■ Task requirements
Output every line of the data exactly as it appears.

■ Exercise materials
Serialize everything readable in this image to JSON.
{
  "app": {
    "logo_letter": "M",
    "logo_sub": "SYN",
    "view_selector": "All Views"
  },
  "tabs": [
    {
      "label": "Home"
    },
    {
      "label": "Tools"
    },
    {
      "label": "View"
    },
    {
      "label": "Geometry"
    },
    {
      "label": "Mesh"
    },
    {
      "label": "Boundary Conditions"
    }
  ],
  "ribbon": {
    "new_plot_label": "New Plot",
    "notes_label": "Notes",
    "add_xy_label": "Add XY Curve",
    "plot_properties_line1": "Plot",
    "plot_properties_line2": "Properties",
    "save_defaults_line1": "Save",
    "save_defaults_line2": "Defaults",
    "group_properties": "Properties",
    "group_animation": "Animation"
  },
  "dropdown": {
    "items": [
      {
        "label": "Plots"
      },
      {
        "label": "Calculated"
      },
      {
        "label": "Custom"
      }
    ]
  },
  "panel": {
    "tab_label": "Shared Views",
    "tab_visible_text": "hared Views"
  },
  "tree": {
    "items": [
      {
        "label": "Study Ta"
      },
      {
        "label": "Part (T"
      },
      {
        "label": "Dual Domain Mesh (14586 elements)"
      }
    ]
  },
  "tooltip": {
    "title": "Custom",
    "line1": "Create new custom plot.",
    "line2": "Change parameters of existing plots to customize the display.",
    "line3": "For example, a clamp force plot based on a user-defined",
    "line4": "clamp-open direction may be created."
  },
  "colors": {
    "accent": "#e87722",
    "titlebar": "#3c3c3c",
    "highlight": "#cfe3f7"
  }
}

■ Exercise answer
Serialize everything readable in this image to JSON.
{
  "app": {
    "logo_letter": "M",
    "logo_sub": "SYN",
    "view_selector": "All Views"
  },
  "tabs": [
    {
      "label": "Home"
    },
    {
      "label": "Tools"
    },
    {
      "label": "View"
    },
    {
      "label": "Geometry"
    },
    {
      "label": "Mesh"
    },
    {
      "label": "Boundary Conditions"
    }
  ],
  "ribbon": {
    "new_plot_label": "New Plot",
    "notes_label": "Notes",
    "add_xy_label": "Add XY Curve",
    "plot_properties_line1": "Plot",
    "plot_properties_line2": "Properties",
    "save_defaults_line1": "Save",
    "save_defaults_line2": "Defaults",
    "group_properties": "Properties",
    "group_animation": "Animation"
  },
  "dropdown": {
    "items": [
      {
        "label": "Plots"
      },
      {
        "label": "Calculated"
      },
      {
        "label": "Custom"
      }
    ]
  },
  "panel": {
    "tab_label": "Shared Views",
    "tab_visible_text": "hared Views"
  },
  "tree": {
    "items": [
      {
        "label": "Study Ta"
      },
      {
        "label": "Part (T"
      },
      {
        "label": "Dual Domain Mesh (14586 elements)"
      }
    ]
  },
  "tooltip": {
    "title": "Custom",
    "line1": "Create new custom plot.",
    "line2": "Change parameters of existing plots to customize the display.",
    "line3": "For example, a clamp force plot based on a user-defined",
    "line4": "clamp-open direction may be created."
  },
  "colors": {
    "accent": "#e87722",
    "titlebar": "#3c3c3c",
    "highlight": "#cfe3f7"
  }
}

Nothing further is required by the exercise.